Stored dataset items
━━━━━━━━━━━━━━━━━━━━
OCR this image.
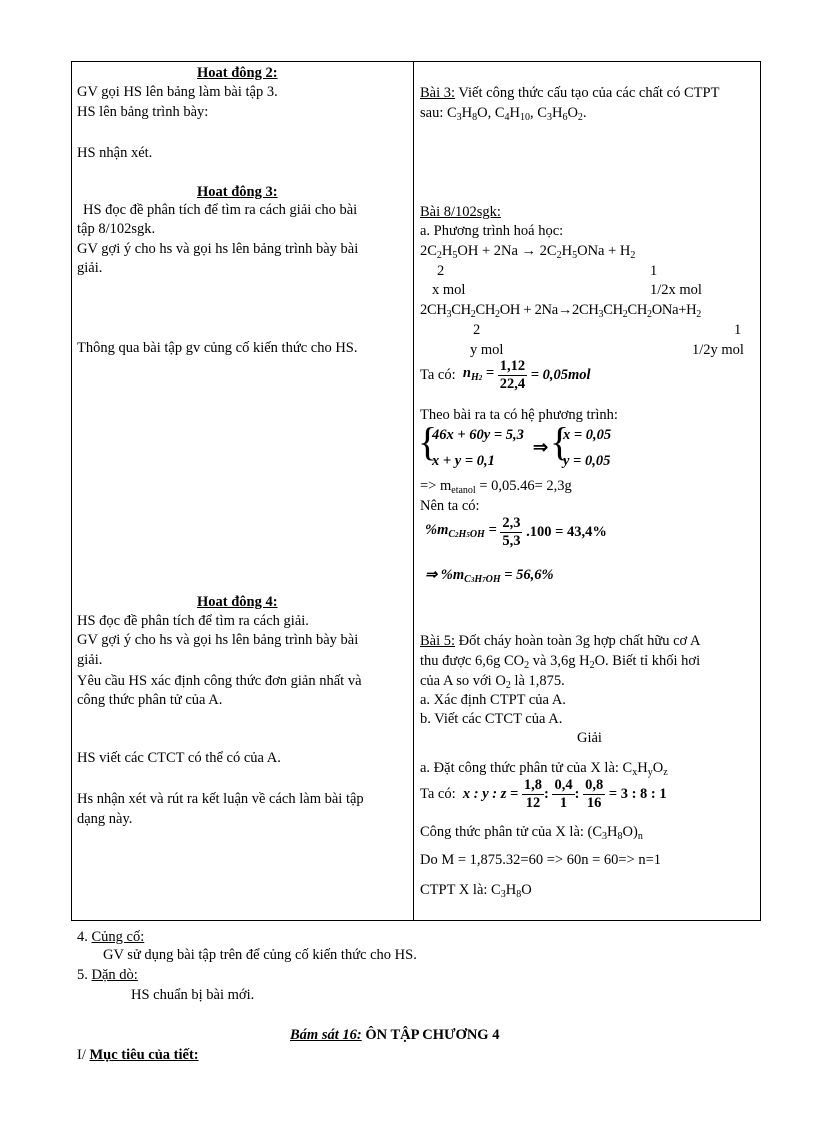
Hoat đông 2:
GV gọi HS lên bảng làm bài tập 3.
HS lên bảng trình bày:
HS nhận xét.
Hoat đông 3:
HS đọc đề phân tích để tìm ra cách giải cho bài
tập 8/102sgk.
GV gợi ý cho hs và gọi hs lên bảng trình bày bài
giải.
Thông qua bài tập gv củng cố kiến thức cho HS.
Hoat đông 4:
HS đọc đề phân tích để tìm ra cách giải.
GV gợi ý cho hs và gọi hs lên bảng trình bày bài
giải.
Yêu cầu HS xác định công thức đơn giản nhất và
công thức phân tử của A.
HS viết các CTCT có thể có của A.
Hs nhận xét và rút ra kết luận về cách làm bài tập
dạng này.
Bài 3: Viết công thức cấu tạo của các chất có CTPT
sau: $C_3H_8O$, $C_4H_{10}$, $C_3H_6O_2$.
Bài 8/102sgk:
a. Phương trình hoá học:
$2C_2H_5OH + 2Na \to 2C_2H_5ONa + H_2$
2	1
x mol	1/2x mol
$2CH_3CH_2CH_2OH + 2Na\to 2CH_3CH_2CH_2ONa+H_2$
2	1
y mol	1/2y mol
Ta có:  $n_{H2} = \frac{1,12}{22,4} = 0,05mol$
Theo bài ra ta có hệ phương trình:
{
46x + 60y = 5,3
x + y = 0,1
⇒ {
x = 0,05
y = 0,05
=> $m_{etanol} = 0,05.46= 2,3g$
Nên ta có:
$\%m_{C2H5OH} = \frac{2,3}{5,3} .100 = 43,4\%$
⇒ $\%m_{C3H7OH} = 56,6\%$
Bài 5: Đốt cháy hoàn toàn 3g hợp chất hữu cơ A
thu được 6,6g $CO_2$ và 3,6g $H_2O$. Biết tỉ khối hơi
của A so với $O_2$ là 1,875.
a. Xác định CTPT của A.
b. Viết các CTCT của A.
Giải
a. Đặt công thức phân tử của X là: $C_xH_yO_z$
Ta có: x : y : $z = \frac{1,8}{12}$ : $\frac{0,4}{1}$ : $\frac{0,8}{16} = 3$ : 8 : 1
Công thức phân tử của X là: $(C_3H_8O)_n$
Do M = 1,875.32=60 => 60n = 60=> n=1
CTPT X là: $C_3H_8O$
4. Củng cố:
GV sử dụng bài tập trên để củng cố kiến thức cho HS.
5. Dặn dò:
HS chuẩn bị bài mới.
Bám sát 16: ÔN TẬP CHƯƠNG 4
I/ Mục tiêu của tiết:
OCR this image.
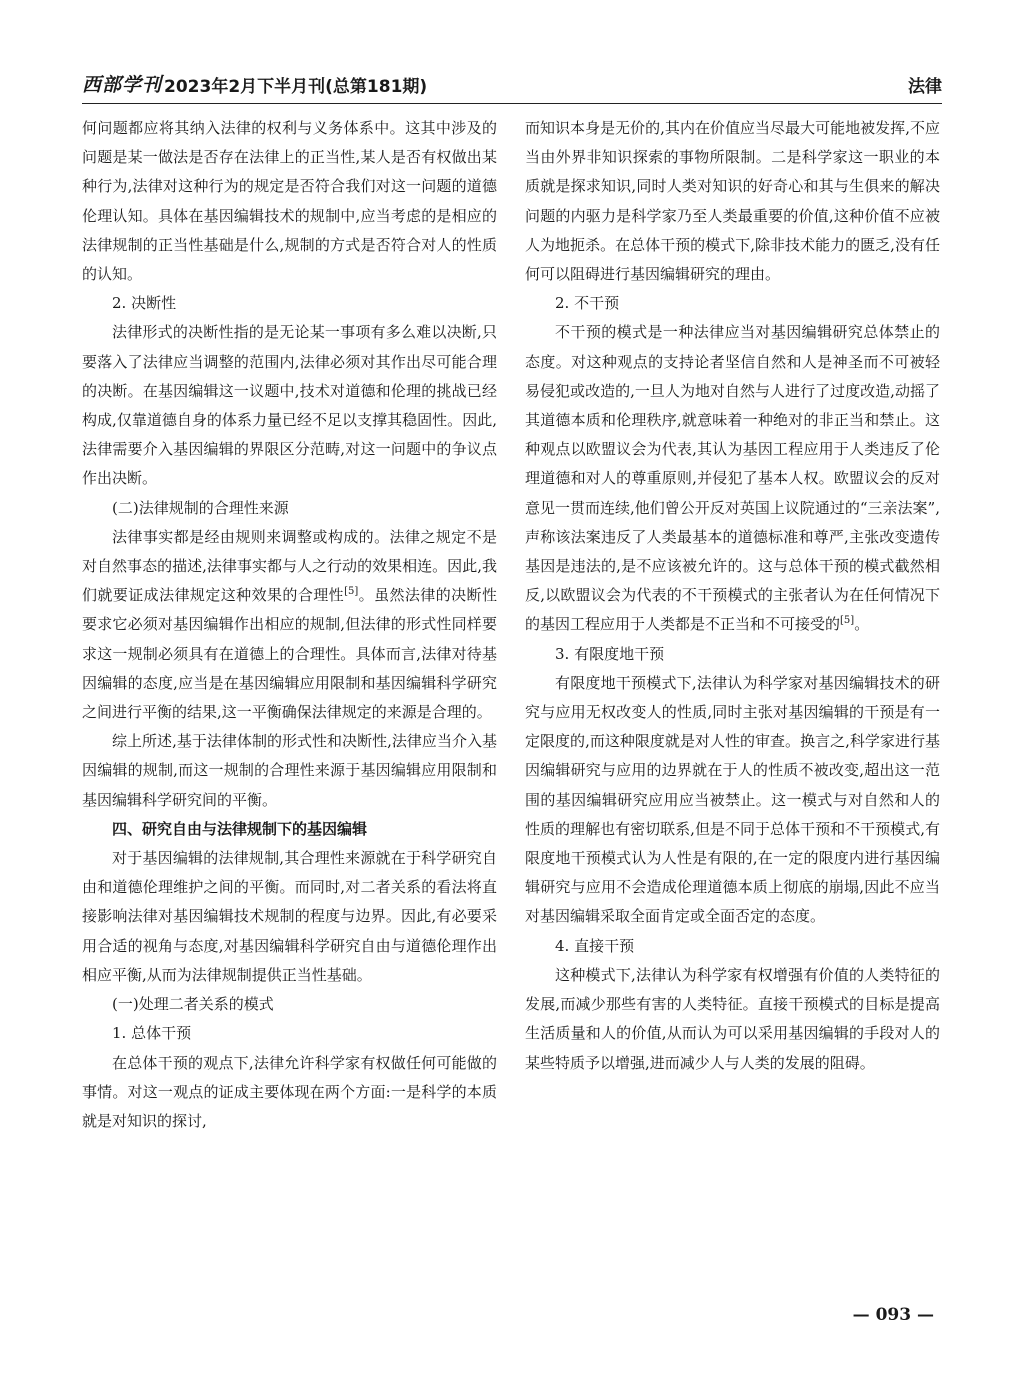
西部学刊 2023年2月下半月刊(总第181期)	法律

何问题都应将其纳入法律的权利与义务体系中。这其中涉及的问题是某一做法是否存在法律上的正当性,某人是否有权做出某种行为,法律对这种行为的规定是否符合我们对这一问题的道德伦理认知。具体在基因编辑技术的规制中,应当考虑的是相应的法律规制的正当性基础是什么,规制的方式是否符合对人的性质的认知。

2. 决断性

法律形式的决断性指的是无论某一事项有多么难以决断,只要落入了法律应当调整的范围内,法律必须对其作出尽可能合理的决断。在基因编辑这一议题中,技术对道德和伦理的挑战已经构成,仅靠道德自身的体系力量已经不足以支撑其稳固性。因此,法律需要介入基因编辑的界限区分范畴,对这一问题中的争议点作出决断。

(二)法律规制的合理性来源

法律事实都是经由规则来调整或构成的。法律之规定不是对自然事态的描述,法律事实都与人之行动的效果相连。因此,我们就要证成法律规定这种效果的合理性[5]。虽然法律的决断性要求它必须对基因编辑作出相应的规制,但法律的形式性同样要求这一规制必须具有在道德上的合理性。具体而言,法律对待基因编辑的态度,应当是在基因编辑应用限制和基因编辑科学研究之间进行平衡的结果,这一平衡确保法律规定的来源是合理的。

综上所述,基于法律体制的形式性和决断性,法律应当介入基因编辑的规制,而这一规制的合理性来源于基因编辑应用限制和基因编辑科学研究间的平衡。

四、研究自由与法律规制下的基因编辑

对于基因编辑的法律规制,其合理性来源就在于科学研究自由和道德伦理维护之间的平衡。而同时,对二者关系的看法将直接影响法律对基因编辑技术规制的程度与边界。因此,有必要采用合适的视角与态度,对基因编辑科学研究自由与道德伦理作出相应平衡,从而为法律规制提供正当性基础。

(一)处理二者关系的模式

1. 总体干预

在总体干预的观点下,法律允许科学家有权做任何可能做的事情。对这一观点的证成主要体现在两个方面:一是科学的本质就是对知识的探讨,

而知识本身是无价的,其内在价值应当尽最大可能地被发挥,不应当由外界非知识探索的事物所限制。二是科学家这一职业的本质就是探求知识,同时人类对知识的好奇心和其与生俱来的解决问题的内驱力是科学家乃至人类最重要的价值,这种价值不应被人为地扼杀。在总体干预的模式下,除非技术能力的匮乏,没有任何可以阻碍进行基因编辑研究的理由。

2. 不干预

不干预的模式是一种法律应当对基因编辑研究总体禁止的态度。对这种观点的支持论者坚信自然和人是神圣而不可被轻易侵犯或改造的,一旦人为地对自然与人进行了过度改造,动摇了其道德本质和伦理秩序,就意味着一种绝对的非正当和禁止。这种观点以欧盟议会为代表,其认为基因工程应用于人类违反了伦理道德和对人的尊重原则,并侵犯了基本人权。欧盟议会的反对意见一贯而连续,他们曾公开反对英国上议院通过的“三亲法案”,声称该法案违反了人类最基本的道德标准和尊严,主张改变遗传基因是违法的,是不应该被允许的。这与总体干预的模式截然相反,以欧盟议会为代表的不干预模式的主张者认为在任何情况下的基因工程应用于人类都是不正当和不可接受的[5]。

3. 有限度地干预

有限度地干预模式下,法律认为科学家对基因编辑技术的研究与应用无权改变人的性质,同时主张对基因编辑的干预是有一定限度的,而这种限度就是对人性的审查。换言之,科学家进行基因编辑研究与应用的边界就在于人的性质不被改变,超出这一范围的基因编辑研究应用应当被禁止。这一模式与对自然和人的性质的理解也有密切联系,但是不同于总体干预和不干预模式,有限度地干预模式认为人性是有限的,在一定的限度内进行基因编辑研究与应用不会造成伦理道德本质上彻底的崩塌,因此不应当对基因编辑采取全面肯定或全面否定的态度。

4. 直接干预

这种模式下,法律认为科学家有权增强有价值的人类特征的发展,而减少那些有害的人类特征。直接干预模式的目标是提高生活质量和人的价值,从而认为可以采用基因编辑的手段对人的某些特质予以增强,进而减少人与人类的发展的阻碍。

— 093 —
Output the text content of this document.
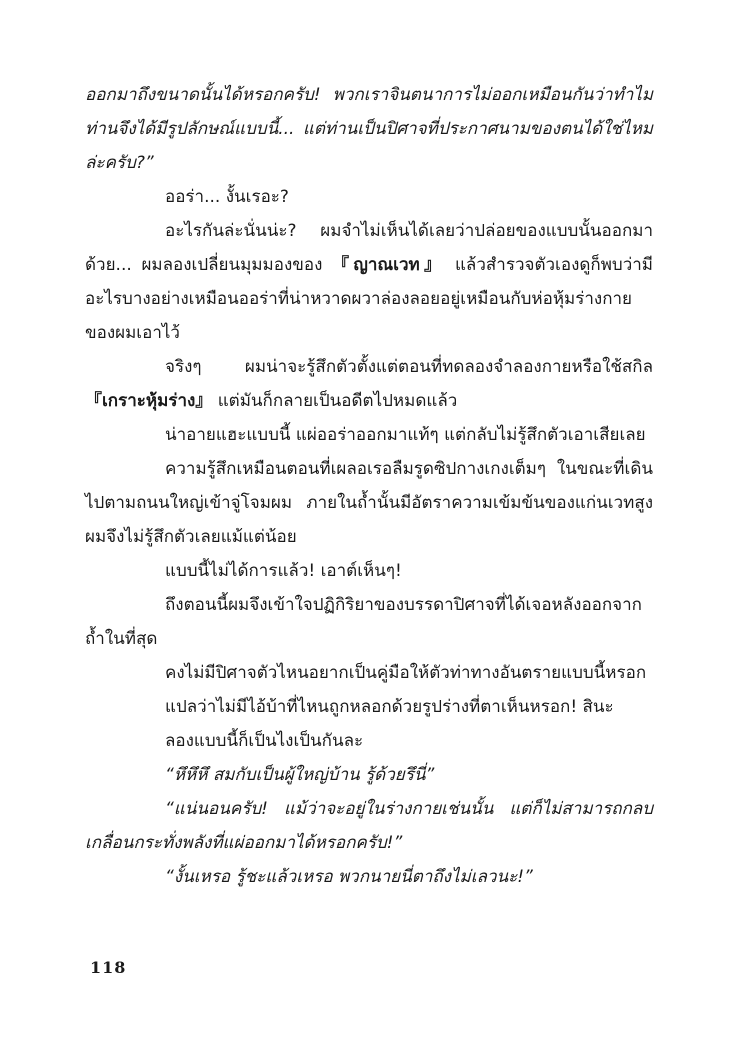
ออกมาถึงขนาดนั้นได้หรอกครับ! พวกเราจินตนาการไม่ออกเหมือนกันว่าทำไมท่านจึงได้มีรูปลักษณ์แบบนี้... แต่ท่านเป็นปิศาจที่ประกาศนามของตนได้ใช่ไหมล่ะครับ?”

ออร่า... งั้นเรอะ?

อะไรกันล่ะนั่นน่ะ? ผมจำไม่เห็นได้เลยว่าปล่อยของแบบนั้นออกมาด้วย... ผมลองเปลี่ยนมุมมองของ 『ญาณเวท』 แล้วสำรวจตัวเองดูก็พบว่ามีอะไรบางอย่างเหมือนออร่าที่น่าหวาดผวาล่องลอยอยู่เหมือนกับห่อหุ้มร่างกายของผมเอาไว้

จริงๆ ผมน่าจะรู้สึกตัวตั้งแต่ตอนที่ทดลองจำลองกายหรือใช้สกิล『เกราะหุ้มร่าง』 แต่มันก็กลายเป็นอดีตไปหมดแล้ว

น่าอายแฮะแบบนี้ แผ่ออร่าออกมาแท้ๆ แต่กลับไม่รู้สึกตัวเอาเสียเลย

ความรู้สึกเหมือนตอนที่เผลอเรอลืมรูดซิปกางเกงเต็มๆ ในขณะที่เดินไปตามถนนใหญ่เข้าจู่โจมผม ภายในถ้ำนั้นมีอัตราความเข้มข้นของแก่นเวทสูง ผมจึงไม่รู้สึกตัวเลยแม้แต่น้อย

แบบนี้ไม่ได้การแล้ว! เอาต์เห็นๆ!

ถึงตอนนี้ผมจึงเข้าใจปฏิกิริยาของบรรดาปิศาจที่ได้เจอหลังออกจากถ้ำในที่สุด

คงไม่มีปิศาจตัวไหนอยากเป็นคู่มือให้ตัวท่าทางอันตรายแบบนี้หรอก

แปลว่าไม่มีไอ้บ้าที่ไหนถูกหลอกด้วยรูปร่างที่ตาเห็นหรอก! สินะ

ลองแบบนี้ก็เป็นไงเป็นกันละ

“หึหึหึ สมกับเป็นผู้ใหญ่บ้าน รู้ด้วยรึนี่”

“แน่นอนครับ! แม้ว่าจะอยู่ในร่างกายเช่นนั้น แต่ก็ไม่สามารถกลบเกลื่อนกระทั่งพลังที่แผ่ออกมาได้หรอกครับ!”

“งั้นเหรอ รู้ชะแล้วเหรอ พวกนายนี่ตาถึงไม่เลวนะ!”

118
━━━━━━━━━━━━━━━━━━━━
Your instructions
Scan the material and collect every line that contains "phân".

Written solution
HS đọc đề phân tích để tìm ra cách giải cho bài
HS đọc đề phân tích để tìm ra cách giải.
công thức phân tử của A.
a. Đặt công thức phân tử của X là: $C_xH_yO_z$
Công thức phân tử của X là: $(C_3H_8O)_n$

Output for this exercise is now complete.